● **WORK TO COMPLETE**
Show each line of the material that contains the string "水土保持管理". Case counts.

[Element boundary records]
○ ○ ○ ○ ○

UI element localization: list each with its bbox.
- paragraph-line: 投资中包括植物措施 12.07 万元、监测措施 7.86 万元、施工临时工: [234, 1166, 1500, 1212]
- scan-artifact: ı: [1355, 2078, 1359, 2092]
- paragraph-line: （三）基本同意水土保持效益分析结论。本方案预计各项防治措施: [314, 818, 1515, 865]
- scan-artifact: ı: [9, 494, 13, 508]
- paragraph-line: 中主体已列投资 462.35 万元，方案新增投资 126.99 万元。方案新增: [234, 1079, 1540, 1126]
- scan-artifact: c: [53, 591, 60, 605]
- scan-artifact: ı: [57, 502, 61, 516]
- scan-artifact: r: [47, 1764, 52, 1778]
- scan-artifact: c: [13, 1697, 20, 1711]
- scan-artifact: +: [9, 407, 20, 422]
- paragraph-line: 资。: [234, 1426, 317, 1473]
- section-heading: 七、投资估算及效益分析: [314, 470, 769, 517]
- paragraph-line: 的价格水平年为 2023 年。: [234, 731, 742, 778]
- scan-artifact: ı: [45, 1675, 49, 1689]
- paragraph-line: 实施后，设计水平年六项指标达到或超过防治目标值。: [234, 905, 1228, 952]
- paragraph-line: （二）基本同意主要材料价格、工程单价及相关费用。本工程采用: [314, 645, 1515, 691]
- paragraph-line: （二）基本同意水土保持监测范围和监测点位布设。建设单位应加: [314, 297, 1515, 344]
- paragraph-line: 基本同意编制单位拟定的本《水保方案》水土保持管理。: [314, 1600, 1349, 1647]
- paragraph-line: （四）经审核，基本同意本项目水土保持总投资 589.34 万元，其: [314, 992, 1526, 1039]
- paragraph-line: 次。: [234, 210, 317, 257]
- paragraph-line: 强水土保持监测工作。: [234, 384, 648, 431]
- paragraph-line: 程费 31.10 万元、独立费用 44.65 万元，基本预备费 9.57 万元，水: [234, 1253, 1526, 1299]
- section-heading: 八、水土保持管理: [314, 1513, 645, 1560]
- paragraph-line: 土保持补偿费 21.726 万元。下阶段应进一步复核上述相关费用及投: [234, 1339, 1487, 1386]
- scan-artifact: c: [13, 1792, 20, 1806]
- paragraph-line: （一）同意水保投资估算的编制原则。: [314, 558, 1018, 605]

○ ○ ○ ○ ○

● **ANSWER FOR THE TASK**
- paragraph-line: 基本同意编制单位拟定的本《水保方案》水土保持管理。: [314, 1600, 1349, 1647]
- section-heading: 八、水土保持管理: [314, 1513, 645, 1560]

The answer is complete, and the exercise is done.